>> Begin Data in this exercise

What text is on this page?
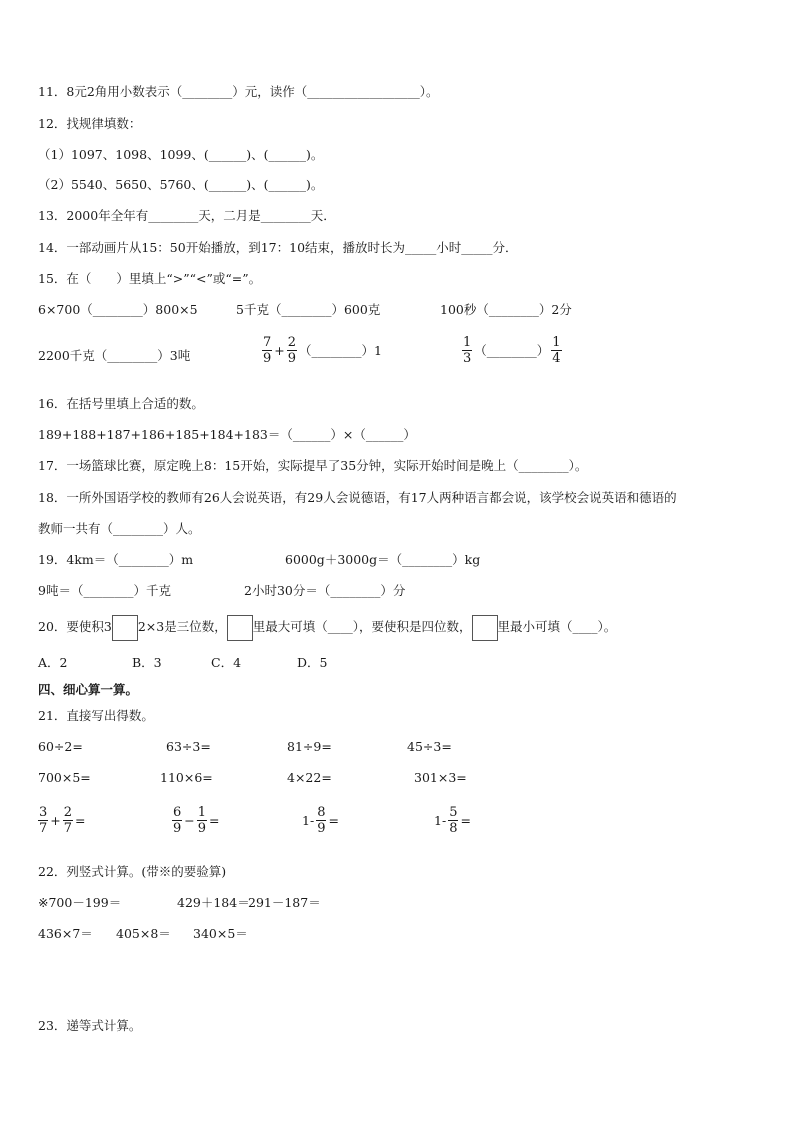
11．8元2角用小数表示（________）元，读作（__________________）。
12．找规律填数：
（1）1097、1098、1099、(______)、(______)。
（2）5540、5650、5760、(______)、(______)。
13．2000年全年有________天，二月是________天．
14．一部动画片从15：50开始播放，到17：10结束，播放时长为_____小时_____分．
15．在（　　）里填上“>”“<”或“=”。
6×700（________）800×5	5千克（________）600克	100秒（________）2分
2200千克（________）3吨	$\frac{7}{9} + \frac{2}{9}$ （________）1	$\frac{1}{3}$ （________） $\frac{1}{4}$
16．在括号里填上合适的数。
189+188+187+186+185+184+183＝（______）×（______）
17．一场篮球比赛，原定晚上8：15开始，实际提早了35分钟，实际开始时间是晚上（________）。
18．一所外国语学校的教师有26人会说英语，有29人会说德语，有17人两种语言都会说，该学校会说英语和德语的
教师一共有（________）人。
19．4km＝（________）m	6000g＋3000g＝（________）kg
9吨＝（________）千克	2小时30分＝（________）分
20．要使积3 2×3是三位数， 里最大可填（____），要使积是四位数， 里最小可填（____）。
A．2	B．3	C．4	D．5
四、细心算一算。
21．直接写出得数。
60÷2=	63÷3=	81÷9=	45÷3=
700×5=	110×6=	4×22=	301×3=
$\frac{3}{7} + \frac{2}{7}$ =	$\frac{6}{9} - \frac{1}{9}$ =	$1- \frac{8}{9}$ =	$1- \frac{5}{8}$ =
22．列竖式计算。(带※的要验算)
※700－199＝	429＋184＝
291－187＝
436×7＝ 405×8＝ 340×5＝
23．递等式计算。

>> End Data in this exercise

**Stated goal**
Collect every line with the string "frac" from the records, and copy each.

**Solution to this exercise**
2200千克（________）3吨	$\frac{7}{9} + \frac{2}{9}$ （________）1	$\frac{1}{3}$ （________） $\frac{1}{4}$
$\frac{3}{7} + \frac{2}{7}$ =	$\frac{6}{9} - \frac{1}{9}$ =	$1- \frac{8}{9}$ =	$1- \frac{5}{8}$ =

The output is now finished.